▸ **What you have to do**
Return every line below in which "Department" appears.

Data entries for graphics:
— Start —
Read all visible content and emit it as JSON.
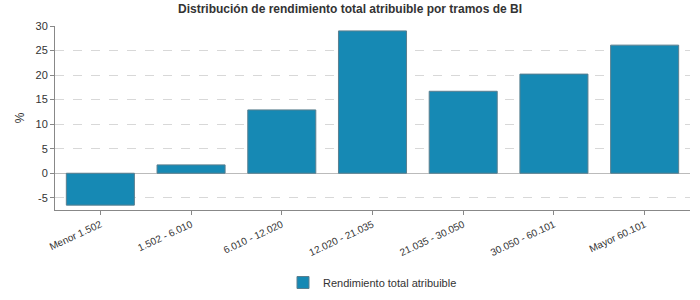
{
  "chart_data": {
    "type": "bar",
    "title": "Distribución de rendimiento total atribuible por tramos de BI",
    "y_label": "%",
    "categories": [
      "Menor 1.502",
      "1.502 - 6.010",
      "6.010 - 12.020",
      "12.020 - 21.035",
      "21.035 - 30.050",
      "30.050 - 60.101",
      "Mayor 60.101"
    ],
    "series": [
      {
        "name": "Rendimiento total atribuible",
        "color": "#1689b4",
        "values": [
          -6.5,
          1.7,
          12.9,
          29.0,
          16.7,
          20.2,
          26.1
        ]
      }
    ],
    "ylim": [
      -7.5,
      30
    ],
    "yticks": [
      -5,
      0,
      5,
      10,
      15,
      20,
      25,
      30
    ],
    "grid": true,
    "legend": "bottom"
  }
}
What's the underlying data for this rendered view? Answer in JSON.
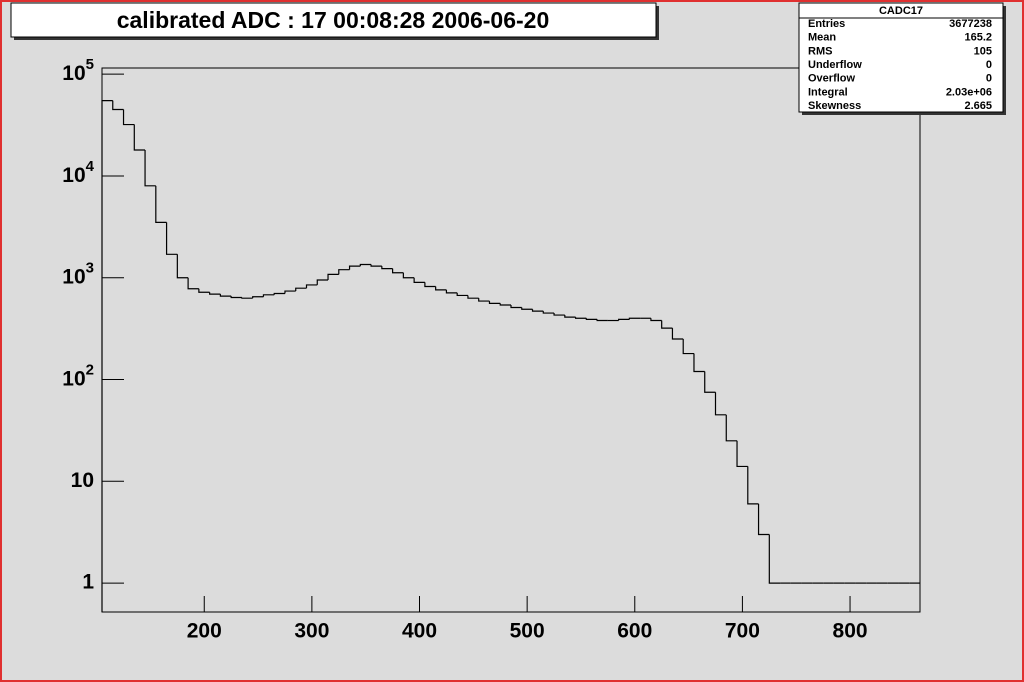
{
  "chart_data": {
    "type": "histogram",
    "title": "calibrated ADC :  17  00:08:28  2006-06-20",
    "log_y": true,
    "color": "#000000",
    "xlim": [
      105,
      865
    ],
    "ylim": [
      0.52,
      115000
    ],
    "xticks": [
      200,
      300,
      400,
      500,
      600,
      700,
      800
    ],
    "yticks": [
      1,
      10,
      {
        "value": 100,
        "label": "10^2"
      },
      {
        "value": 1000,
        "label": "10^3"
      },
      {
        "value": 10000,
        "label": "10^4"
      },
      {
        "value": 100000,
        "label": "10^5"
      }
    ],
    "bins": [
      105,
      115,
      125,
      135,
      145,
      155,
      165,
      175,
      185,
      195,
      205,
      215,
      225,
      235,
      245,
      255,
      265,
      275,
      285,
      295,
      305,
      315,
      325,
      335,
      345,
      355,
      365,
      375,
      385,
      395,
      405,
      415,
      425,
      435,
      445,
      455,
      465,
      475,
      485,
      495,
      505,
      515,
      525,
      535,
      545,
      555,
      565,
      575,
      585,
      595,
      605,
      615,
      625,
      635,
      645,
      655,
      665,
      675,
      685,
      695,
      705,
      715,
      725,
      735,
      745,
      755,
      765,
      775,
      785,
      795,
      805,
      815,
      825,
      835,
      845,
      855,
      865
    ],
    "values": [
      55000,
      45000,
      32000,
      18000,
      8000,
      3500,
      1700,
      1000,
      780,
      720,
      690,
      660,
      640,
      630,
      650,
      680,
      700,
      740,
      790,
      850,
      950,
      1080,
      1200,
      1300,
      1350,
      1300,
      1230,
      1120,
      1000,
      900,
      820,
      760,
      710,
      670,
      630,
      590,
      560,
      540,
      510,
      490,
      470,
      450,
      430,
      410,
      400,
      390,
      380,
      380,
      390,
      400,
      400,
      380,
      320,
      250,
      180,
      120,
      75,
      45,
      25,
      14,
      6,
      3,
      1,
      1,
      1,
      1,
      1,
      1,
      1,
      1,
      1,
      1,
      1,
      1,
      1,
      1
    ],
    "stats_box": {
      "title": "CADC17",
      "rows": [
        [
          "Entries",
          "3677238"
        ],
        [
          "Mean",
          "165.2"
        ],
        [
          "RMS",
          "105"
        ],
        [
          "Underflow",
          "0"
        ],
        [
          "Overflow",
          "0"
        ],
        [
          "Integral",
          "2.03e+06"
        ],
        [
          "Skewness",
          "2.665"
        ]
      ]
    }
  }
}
— End —
— Start —
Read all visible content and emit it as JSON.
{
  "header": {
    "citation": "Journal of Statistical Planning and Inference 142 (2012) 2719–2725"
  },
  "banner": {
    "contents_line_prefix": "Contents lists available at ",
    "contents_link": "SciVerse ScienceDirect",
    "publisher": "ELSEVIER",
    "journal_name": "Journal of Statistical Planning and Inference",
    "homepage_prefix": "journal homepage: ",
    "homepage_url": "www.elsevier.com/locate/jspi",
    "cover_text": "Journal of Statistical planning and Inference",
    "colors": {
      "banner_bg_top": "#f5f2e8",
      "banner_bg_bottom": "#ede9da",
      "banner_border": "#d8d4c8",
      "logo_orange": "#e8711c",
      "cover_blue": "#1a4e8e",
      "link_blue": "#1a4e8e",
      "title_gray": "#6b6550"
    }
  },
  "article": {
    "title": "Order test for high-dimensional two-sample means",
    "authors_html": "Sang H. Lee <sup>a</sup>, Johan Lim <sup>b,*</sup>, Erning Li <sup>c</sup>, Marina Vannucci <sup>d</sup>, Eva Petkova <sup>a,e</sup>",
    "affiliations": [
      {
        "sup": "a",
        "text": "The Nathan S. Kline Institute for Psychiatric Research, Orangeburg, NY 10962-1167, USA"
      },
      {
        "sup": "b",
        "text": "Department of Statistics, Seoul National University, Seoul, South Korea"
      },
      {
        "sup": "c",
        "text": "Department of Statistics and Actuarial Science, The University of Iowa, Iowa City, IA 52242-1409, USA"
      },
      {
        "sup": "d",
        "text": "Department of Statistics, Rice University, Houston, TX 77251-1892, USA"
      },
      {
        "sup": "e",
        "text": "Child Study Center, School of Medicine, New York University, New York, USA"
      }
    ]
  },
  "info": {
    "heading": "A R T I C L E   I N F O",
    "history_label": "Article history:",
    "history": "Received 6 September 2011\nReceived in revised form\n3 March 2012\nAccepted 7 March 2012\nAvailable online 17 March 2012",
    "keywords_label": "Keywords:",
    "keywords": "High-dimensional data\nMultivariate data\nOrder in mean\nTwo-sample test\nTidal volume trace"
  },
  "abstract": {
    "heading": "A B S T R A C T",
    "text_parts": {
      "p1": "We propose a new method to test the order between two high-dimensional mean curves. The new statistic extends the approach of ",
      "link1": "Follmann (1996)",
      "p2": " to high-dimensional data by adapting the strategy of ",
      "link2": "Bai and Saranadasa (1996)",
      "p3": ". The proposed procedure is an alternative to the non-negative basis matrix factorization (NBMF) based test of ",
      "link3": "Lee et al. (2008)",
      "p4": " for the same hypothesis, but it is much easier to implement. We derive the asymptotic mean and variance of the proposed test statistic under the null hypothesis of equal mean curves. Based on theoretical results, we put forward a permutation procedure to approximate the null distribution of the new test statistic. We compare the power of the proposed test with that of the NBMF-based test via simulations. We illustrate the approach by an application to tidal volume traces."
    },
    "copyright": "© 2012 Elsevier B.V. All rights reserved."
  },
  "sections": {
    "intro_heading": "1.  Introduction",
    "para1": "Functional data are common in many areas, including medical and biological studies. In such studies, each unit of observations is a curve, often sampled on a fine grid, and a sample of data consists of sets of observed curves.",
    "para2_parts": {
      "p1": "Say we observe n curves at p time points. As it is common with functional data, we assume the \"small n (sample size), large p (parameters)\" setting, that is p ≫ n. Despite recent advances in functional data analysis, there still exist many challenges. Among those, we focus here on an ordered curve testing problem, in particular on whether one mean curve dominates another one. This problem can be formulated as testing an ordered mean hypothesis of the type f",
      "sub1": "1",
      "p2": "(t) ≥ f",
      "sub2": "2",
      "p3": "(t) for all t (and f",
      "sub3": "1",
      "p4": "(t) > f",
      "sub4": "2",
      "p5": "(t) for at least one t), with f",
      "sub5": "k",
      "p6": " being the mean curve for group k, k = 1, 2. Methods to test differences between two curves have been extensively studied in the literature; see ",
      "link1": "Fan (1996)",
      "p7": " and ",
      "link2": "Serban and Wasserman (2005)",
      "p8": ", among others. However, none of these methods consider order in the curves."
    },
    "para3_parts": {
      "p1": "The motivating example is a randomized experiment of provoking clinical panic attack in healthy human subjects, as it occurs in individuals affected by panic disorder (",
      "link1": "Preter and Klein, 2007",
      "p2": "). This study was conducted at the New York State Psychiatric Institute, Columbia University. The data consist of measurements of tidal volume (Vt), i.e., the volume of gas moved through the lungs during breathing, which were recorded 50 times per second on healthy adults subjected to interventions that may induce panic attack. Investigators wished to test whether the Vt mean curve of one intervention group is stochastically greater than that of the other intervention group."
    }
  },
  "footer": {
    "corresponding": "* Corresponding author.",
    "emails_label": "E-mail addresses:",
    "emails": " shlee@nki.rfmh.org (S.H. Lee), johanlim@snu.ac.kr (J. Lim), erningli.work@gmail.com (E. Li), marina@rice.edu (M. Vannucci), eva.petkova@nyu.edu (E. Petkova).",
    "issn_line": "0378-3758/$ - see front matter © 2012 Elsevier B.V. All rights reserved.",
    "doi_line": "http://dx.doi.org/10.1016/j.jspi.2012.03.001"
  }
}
— End —
— Start —
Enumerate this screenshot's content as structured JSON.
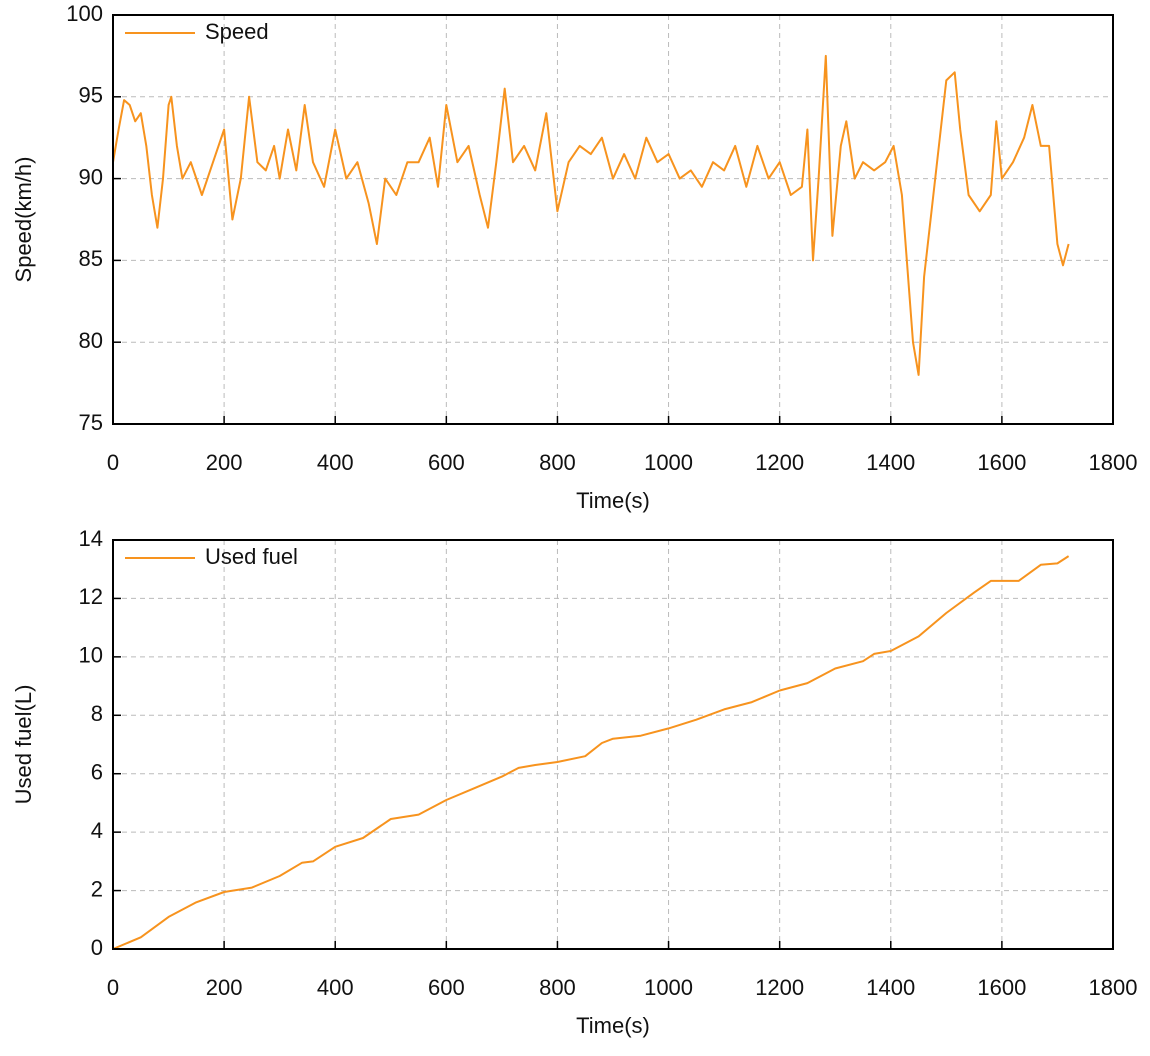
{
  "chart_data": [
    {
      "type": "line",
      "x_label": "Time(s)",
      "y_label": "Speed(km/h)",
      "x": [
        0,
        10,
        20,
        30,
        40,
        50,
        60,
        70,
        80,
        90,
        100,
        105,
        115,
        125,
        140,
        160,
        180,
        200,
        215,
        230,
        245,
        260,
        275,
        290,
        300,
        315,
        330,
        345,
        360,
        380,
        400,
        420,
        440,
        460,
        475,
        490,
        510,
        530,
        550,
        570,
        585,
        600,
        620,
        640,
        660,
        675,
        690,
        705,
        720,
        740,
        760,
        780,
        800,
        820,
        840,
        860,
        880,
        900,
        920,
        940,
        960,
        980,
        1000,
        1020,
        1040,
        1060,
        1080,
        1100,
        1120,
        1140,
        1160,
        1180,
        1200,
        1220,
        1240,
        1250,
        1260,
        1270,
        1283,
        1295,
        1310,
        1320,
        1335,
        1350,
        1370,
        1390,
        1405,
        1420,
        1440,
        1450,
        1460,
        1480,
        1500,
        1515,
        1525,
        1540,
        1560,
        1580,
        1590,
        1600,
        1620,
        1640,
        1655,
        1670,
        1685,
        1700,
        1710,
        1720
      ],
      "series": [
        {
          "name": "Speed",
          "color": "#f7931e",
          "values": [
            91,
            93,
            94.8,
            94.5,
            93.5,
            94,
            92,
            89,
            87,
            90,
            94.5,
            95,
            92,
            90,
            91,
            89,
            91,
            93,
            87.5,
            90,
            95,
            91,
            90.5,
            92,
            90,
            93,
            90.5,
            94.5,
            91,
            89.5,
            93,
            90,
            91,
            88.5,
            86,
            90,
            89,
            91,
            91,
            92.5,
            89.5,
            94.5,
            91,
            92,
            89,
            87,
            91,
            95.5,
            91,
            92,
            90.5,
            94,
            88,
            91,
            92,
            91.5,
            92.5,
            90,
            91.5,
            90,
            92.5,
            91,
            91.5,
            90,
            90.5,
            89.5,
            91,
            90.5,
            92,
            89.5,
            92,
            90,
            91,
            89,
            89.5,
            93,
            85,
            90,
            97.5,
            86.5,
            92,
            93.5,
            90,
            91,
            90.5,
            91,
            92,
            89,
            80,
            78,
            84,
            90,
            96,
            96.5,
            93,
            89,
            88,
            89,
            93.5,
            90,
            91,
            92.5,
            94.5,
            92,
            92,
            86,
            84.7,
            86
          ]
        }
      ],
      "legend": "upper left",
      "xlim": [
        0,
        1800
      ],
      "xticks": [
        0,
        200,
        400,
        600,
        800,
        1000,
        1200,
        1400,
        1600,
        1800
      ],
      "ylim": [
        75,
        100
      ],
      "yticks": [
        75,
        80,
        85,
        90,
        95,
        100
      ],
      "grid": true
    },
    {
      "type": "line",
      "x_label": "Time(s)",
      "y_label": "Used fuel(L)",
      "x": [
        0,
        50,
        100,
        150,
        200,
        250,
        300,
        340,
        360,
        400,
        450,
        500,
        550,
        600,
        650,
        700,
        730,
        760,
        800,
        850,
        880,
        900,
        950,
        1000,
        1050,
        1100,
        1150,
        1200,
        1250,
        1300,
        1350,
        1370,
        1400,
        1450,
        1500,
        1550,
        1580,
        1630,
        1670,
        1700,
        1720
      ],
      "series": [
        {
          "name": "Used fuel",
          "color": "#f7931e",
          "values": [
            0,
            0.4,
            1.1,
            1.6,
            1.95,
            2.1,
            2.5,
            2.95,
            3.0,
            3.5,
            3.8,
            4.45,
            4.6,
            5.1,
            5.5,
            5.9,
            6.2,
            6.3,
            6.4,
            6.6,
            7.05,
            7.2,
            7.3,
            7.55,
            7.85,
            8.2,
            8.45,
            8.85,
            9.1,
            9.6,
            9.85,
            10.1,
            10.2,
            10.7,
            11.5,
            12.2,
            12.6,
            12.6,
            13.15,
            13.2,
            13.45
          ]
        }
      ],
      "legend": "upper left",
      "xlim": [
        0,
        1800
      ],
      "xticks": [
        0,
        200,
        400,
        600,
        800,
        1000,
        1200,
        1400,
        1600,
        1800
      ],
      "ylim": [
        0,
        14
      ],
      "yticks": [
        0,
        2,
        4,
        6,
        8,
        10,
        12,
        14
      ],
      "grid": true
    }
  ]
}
— End —
▸ **Answer below**
        "text": "Department of Statistics, Seoul National University, Seoul, South Korea"
        "text": "Department of Statistics and Actuarial Science, The University of Iowa, Iowa City, IA 52242-1409, USA"
        "text": "Department of Statistics, Rice University, Houston, TX 77251-1892, USA"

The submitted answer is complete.